(Written task)
Identify the lines that contain the string "Carga", then copy each of them.

Excerpt from a dataset

# # # #

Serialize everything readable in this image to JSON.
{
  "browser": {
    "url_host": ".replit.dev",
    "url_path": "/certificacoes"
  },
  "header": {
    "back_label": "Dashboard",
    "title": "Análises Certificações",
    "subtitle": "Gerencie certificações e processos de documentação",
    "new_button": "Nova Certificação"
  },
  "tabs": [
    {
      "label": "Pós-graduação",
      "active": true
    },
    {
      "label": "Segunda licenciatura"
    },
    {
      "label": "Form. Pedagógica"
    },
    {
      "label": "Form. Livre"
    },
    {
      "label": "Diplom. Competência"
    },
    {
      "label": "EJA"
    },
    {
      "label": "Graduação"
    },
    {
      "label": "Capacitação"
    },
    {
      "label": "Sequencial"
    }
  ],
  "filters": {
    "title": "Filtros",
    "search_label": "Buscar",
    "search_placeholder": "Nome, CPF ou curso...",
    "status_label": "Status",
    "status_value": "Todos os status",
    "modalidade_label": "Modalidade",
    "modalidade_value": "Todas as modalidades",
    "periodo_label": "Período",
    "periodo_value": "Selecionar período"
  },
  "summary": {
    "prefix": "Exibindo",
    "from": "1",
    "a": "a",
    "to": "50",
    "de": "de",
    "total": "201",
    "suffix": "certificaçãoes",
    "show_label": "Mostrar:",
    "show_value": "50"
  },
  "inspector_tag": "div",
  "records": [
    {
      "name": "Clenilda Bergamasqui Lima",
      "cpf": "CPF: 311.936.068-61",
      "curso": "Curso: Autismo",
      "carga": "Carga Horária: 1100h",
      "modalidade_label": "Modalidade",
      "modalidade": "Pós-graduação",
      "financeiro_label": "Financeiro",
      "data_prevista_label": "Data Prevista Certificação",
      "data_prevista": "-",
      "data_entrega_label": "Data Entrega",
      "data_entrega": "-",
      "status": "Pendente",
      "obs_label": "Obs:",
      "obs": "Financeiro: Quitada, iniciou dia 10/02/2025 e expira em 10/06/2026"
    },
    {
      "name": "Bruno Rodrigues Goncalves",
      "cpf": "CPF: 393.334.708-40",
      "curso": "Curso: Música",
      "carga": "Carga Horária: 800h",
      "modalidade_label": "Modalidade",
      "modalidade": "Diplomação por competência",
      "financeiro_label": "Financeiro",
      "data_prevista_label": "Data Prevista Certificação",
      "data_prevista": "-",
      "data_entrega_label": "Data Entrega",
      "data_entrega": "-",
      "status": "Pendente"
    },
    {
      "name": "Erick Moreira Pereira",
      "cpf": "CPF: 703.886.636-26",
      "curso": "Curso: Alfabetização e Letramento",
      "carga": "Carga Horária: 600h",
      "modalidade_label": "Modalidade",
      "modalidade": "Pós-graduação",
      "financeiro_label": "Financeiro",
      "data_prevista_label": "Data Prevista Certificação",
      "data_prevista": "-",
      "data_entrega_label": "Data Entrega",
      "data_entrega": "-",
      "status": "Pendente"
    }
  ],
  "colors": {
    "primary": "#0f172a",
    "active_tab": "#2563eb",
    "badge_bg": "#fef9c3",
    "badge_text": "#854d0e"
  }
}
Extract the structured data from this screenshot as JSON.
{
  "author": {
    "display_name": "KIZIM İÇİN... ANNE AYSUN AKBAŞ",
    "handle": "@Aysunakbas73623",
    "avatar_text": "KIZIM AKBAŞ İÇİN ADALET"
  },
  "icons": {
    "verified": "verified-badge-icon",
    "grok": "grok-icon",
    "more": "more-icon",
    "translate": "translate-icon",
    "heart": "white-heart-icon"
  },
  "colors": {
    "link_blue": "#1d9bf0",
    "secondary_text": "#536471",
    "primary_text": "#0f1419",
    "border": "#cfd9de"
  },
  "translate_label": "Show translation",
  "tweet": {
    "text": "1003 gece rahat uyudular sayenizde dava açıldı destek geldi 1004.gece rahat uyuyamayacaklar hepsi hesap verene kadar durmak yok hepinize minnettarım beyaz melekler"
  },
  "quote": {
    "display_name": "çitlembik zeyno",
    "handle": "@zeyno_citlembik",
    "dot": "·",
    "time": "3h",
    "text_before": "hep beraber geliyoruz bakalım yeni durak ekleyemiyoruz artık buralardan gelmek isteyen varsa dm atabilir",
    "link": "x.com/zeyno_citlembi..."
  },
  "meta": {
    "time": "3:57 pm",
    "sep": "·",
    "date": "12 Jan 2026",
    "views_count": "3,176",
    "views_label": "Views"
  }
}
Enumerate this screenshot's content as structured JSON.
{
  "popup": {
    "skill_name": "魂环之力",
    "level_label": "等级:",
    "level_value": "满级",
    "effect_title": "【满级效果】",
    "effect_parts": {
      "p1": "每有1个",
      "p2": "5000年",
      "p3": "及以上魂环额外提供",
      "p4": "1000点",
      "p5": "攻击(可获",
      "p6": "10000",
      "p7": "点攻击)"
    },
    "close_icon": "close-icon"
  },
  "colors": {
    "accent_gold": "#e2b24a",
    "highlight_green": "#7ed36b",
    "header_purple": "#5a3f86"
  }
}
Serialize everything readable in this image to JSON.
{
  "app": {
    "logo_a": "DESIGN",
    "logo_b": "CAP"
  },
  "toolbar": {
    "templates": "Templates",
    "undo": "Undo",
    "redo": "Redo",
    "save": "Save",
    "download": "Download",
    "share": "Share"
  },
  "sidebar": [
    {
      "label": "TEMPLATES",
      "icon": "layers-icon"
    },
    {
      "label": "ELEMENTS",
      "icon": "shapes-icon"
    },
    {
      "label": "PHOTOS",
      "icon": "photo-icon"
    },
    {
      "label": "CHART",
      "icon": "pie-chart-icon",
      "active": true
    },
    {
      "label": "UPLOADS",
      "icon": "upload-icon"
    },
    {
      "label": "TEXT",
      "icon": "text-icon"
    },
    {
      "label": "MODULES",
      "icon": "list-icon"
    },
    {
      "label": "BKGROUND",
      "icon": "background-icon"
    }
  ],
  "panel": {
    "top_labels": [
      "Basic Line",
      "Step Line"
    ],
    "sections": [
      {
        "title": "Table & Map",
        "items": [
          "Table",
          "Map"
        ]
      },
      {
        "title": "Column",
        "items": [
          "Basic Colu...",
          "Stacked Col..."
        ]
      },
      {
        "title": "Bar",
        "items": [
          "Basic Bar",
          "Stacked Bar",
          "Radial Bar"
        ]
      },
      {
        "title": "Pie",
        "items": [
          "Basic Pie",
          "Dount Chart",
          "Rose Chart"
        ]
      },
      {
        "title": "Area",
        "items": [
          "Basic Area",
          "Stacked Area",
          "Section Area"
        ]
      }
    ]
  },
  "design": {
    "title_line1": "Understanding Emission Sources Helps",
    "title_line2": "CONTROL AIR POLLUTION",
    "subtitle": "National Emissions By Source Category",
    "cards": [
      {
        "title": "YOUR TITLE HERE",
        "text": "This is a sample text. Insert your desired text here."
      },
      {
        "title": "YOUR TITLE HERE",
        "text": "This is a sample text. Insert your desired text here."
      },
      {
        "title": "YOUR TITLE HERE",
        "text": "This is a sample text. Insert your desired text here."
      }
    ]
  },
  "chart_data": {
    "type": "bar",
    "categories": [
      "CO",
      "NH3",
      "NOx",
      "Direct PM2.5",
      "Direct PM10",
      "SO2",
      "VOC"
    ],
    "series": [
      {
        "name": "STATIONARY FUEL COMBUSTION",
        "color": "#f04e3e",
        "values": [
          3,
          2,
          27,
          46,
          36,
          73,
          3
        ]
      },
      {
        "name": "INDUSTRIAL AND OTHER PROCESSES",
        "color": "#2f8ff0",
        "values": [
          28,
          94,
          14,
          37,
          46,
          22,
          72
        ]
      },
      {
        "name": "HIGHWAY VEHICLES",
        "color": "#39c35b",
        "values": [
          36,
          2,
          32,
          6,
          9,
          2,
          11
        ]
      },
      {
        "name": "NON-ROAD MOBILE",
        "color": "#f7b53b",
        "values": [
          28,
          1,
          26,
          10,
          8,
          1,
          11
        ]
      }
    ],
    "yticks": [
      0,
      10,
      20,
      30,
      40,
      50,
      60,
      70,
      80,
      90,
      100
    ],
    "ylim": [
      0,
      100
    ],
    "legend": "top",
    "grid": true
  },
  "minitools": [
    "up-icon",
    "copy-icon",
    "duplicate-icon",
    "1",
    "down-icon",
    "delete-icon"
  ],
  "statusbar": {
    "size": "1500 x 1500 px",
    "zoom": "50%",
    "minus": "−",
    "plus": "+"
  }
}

# # # #

(Finished answer)
      "carga": "Carga Horária: 1100h",
      "carga": "Carga Horária: 800h",
      "carga": "Carga Horária: 600h",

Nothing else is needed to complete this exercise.